== Instructions for the task ==
Repeat the stretch of the listing from the line containing "x-tick-label: 7.5 xyxy=(277,430,296,444)" through the line containing "y-axis-ticks: 0 −10", replacing "x-tick-label" with "x-tick-text" and keeping everything else the same. Give only those lines.

== Data section ==
══════

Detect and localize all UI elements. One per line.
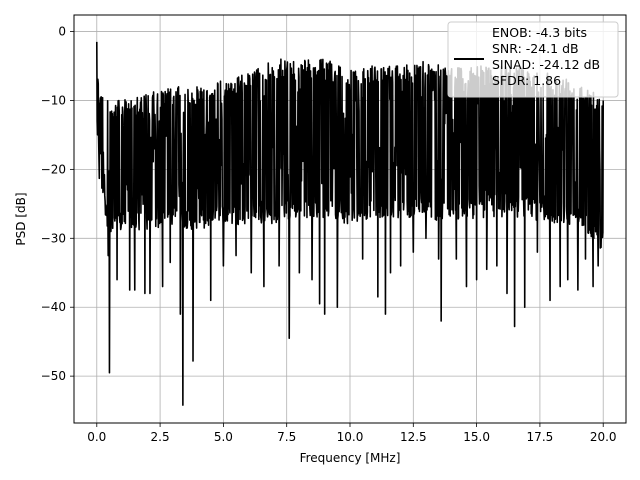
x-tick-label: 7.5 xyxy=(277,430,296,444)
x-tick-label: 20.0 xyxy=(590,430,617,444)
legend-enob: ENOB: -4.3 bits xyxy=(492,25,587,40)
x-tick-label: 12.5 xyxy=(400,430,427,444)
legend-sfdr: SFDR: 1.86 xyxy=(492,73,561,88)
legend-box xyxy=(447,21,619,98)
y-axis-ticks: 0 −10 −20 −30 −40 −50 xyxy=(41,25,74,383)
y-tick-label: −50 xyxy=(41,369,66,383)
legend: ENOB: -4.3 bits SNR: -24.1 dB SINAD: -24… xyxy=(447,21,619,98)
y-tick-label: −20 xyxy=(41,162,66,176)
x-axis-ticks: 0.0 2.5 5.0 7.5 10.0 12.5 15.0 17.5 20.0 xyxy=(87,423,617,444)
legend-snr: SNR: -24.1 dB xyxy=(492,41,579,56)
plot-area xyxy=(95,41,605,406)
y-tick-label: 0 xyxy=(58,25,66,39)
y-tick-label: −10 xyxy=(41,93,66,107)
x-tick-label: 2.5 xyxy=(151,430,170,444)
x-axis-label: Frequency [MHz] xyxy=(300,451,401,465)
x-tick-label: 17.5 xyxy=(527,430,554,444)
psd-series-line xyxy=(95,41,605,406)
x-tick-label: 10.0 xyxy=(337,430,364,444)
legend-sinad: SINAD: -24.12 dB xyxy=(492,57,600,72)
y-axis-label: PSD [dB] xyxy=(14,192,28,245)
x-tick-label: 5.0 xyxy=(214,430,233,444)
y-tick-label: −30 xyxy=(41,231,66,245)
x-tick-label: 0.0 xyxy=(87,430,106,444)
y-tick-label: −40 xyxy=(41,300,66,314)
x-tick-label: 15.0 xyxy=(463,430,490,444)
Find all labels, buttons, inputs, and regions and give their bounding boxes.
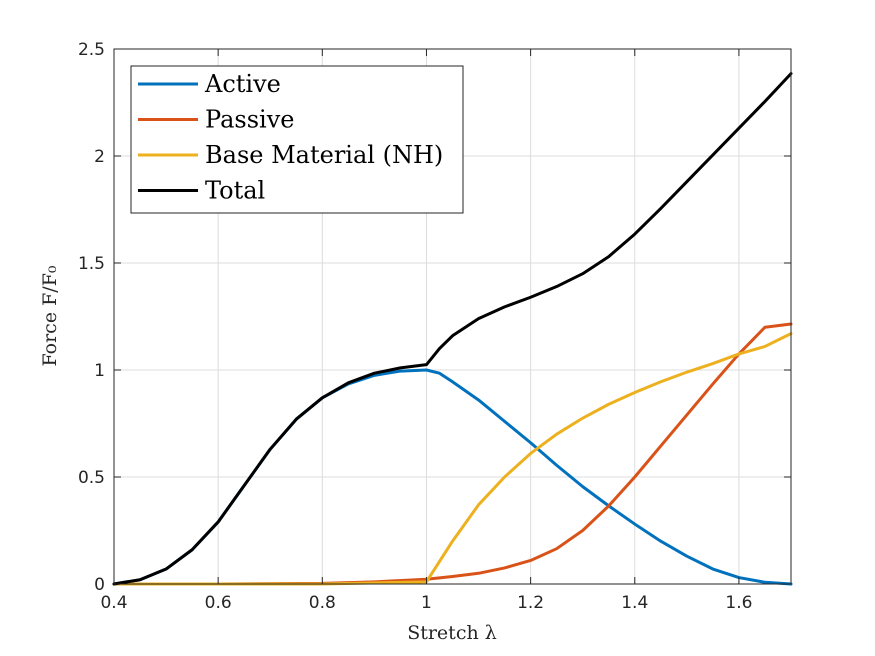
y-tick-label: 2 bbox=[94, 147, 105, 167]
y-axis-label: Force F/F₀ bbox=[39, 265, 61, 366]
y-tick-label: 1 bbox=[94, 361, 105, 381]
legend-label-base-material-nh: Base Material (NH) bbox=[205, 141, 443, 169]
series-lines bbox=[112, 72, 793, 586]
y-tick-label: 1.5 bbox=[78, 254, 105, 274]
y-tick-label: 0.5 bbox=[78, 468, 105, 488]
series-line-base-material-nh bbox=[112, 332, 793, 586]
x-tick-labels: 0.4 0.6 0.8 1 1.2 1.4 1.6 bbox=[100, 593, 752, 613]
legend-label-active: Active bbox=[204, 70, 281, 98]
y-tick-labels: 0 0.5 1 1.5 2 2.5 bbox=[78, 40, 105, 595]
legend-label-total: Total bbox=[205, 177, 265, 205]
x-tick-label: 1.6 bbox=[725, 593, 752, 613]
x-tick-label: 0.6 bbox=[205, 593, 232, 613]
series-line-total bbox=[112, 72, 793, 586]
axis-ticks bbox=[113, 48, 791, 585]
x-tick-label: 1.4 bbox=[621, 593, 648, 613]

══════

== Result of the task ==
x-tick-text: 7.5 xyxy=(277,430,296,444)
x-tick-text: 20.0 xyxy=(590,430,617,444)
legend-enob: ENOB: -4.3 bits xyxy=(492,25,587,40)
x-tick-text: 12.5 xyxy=(400,430,427,444)
legend-sfdr: SFDR: 1.86 xyxy=(492,73,561,88)
legend-box xyxy=(447,21,619,98)
y-axis-ticks: 0 −10 −20 −30 −40 −50 xyxy=(41,25,74,383)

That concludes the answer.